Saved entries
+++++
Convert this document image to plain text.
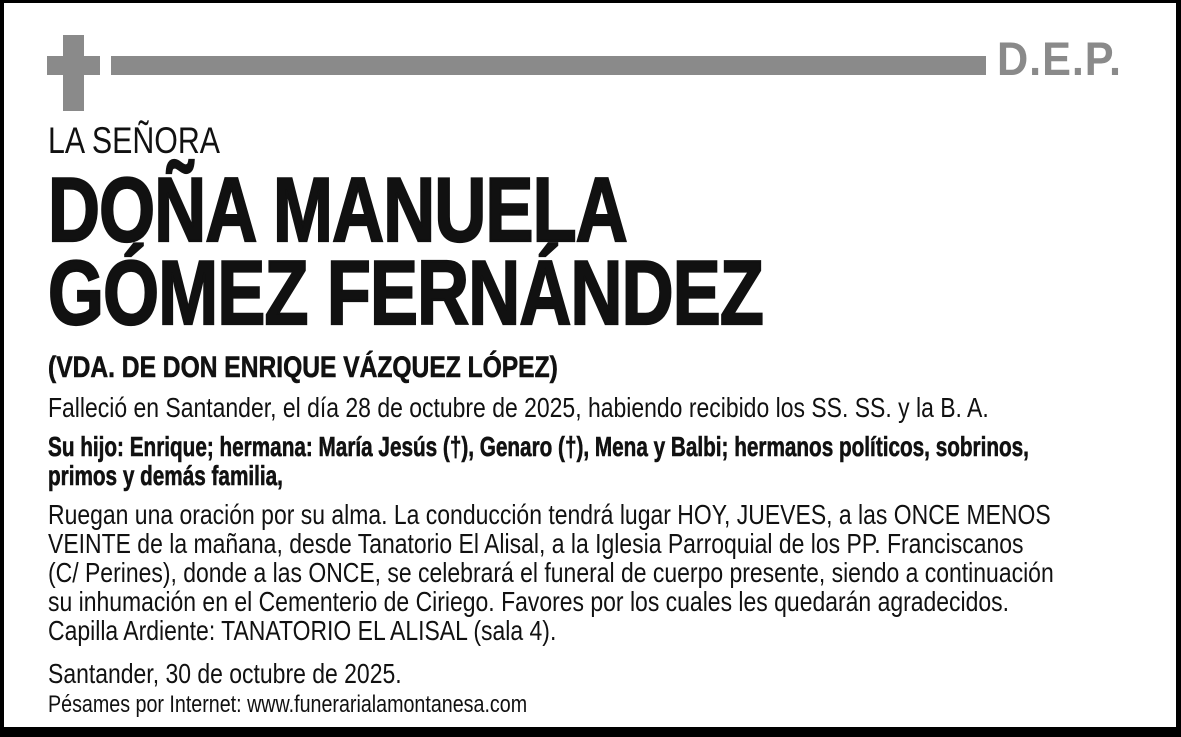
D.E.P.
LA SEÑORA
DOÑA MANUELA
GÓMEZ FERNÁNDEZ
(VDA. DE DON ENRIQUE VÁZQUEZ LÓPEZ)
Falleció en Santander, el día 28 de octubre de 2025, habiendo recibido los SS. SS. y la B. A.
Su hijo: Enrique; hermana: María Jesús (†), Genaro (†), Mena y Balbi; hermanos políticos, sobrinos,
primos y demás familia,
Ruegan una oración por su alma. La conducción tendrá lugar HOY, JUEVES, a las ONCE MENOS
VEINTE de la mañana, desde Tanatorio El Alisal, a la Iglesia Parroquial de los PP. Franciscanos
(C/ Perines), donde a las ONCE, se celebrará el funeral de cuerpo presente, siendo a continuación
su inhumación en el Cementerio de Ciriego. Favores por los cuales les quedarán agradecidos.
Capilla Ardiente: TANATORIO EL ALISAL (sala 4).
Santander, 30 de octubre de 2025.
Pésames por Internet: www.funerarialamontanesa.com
+++++
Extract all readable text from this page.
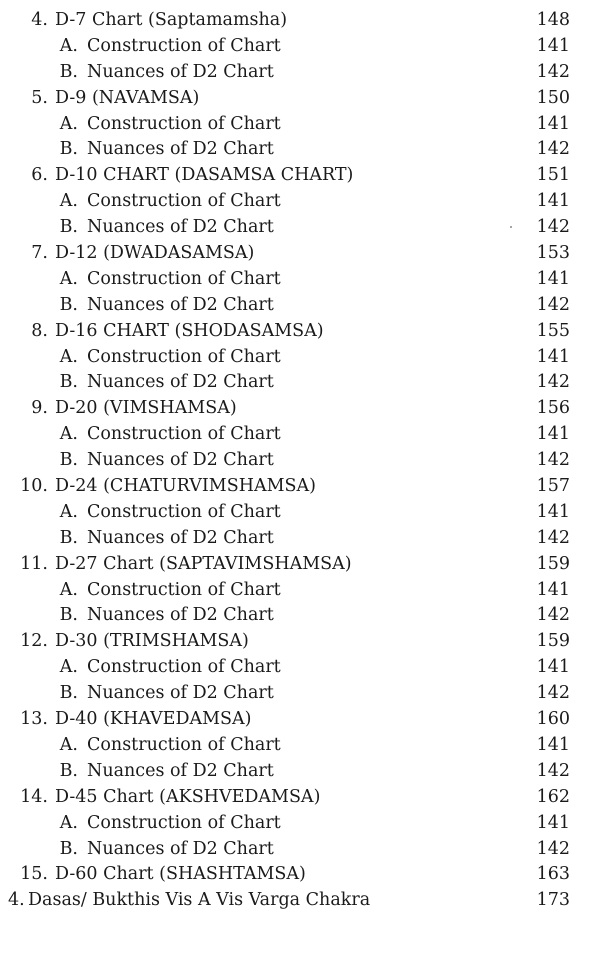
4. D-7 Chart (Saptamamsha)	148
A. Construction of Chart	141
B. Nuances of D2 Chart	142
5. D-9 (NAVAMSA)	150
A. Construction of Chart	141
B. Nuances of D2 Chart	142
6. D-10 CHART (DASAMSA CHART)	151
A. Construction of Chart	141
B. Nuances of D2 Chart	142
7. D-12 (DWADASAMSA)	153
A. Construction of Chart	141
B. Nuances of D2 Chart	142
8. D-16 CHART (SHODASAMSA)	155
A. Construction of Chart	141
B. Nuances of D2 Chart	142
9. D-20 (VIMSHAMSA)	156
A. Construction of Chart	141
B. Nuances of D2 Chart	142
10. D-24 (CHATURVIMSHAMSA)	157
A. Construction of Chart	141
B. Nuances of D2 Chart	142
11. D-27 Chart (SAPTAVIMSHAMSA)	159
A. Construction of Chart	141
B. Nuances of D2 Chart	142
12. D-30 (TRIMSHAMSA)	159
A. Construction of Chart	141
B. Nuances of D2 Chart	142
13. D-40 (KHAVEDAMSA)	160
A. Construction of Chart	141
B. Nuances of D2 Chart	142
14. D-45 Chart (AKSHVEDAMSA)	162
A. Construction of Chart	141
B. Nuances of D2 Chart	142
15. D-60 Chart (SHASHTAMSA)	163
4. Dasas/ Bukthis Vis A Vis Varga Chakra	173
+++++
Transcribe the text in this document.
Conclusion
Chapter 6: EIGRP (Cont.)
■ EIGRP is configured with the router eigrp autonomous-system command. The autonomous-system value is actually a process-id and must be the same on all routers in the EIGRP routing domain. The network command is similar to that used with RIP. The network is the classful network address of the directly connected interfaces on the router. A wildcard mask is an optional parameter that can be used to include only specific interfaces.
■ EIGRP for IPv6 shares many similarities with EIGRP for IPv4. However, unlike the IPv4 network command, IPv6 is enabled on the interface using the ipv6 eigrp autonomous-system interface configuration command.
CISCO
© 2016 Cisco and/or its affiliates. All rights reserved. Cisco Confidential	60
+++++
### Instructions for the task
Look over the records above and copy each line that includes the string "network".

### Complete response
■ EIGRP is configured with the router eigrp autonomous-system command. The autonomous-system value is actually a process-id and must be the same on all routers in the EIGRP routing domain. The network command is similar to that used with RIP. The network is the classful network address of the directly connected interfaces on the router. A wildcard mask is an optional parameter that can be used to include only specific interfaces.
■ EIGRP for IPv6 shares many similarities with EIGRP for IPv4. However, unlike the IPv4 network command, IPv6 is enabled on the interface using the ipv6 eigrp autonomous-system interface configuration command.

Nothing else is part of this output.